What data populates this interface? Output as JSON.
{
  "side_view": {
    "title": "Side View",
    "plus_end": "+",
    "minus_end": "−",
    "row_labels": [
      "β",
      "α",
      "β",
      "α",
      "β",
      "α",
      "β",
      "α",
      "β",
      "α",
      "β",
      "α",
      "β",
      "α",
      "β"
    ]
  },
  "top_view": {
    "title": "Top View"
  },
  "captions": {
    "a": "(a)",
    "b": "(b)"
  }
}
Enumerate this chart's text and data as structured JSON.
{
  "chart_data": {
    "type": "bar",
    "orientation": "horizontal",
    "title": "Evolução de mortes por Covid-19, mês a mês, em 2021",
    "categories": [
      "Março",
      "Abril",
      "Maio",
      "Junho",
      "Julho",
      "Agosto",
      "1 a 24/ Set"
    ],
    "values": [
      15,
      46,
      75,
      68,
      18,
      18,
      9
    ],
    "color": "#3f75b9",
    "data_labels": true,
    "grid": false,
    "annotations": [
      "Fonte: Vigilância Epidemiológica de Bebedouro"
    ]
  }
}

== EXERCISE OBJECTIVE ==
Repeat the whole listing exactly, keeping every line intact.

== WORKED SOLUTION ==
What data populates this interface? Output as JSON.
{
  "side_view": {
    "title": "Side View",
    "plus_end": "+",
    "minus_end": "−",
    "row_labels": [
      "β",
      "α",
      "β",
      "α",
      "β",
      "α",
      "β",
      "α",
      "β",
      "α",
      "β",
      "α",
      "β",
      "α",
      "β"
    ]
  },
  "top_view": {
    "title": "Top View"
  },
  "captions": {
    "a": "(a)",
    "b": "(b)"
  }
}
Enumerate this chart's text and data as structured JSON.
{
  "chart_data": {
    "type": "bar",
    "orientation": "horizontal",
    "title": "Evolução de mortes por Covid-19, mês a mês, em 2021",
    "categories": [
      "Março",
      "Abril",
      "Maio",
      "Junho",
      "Julho",
      "Agosto",
      "1 a 24/ Set"
    ],
    "values": [
      15,
      46,
      75,
      68,
      18,
      18,
      9
    ],
    "color": "#3f75b9",
    "data_labels": true,
    "grid": false,
    "annotations": [
      "Fonte: Vigilância Epidemiológica de Bebedouro"
    ]
  }
}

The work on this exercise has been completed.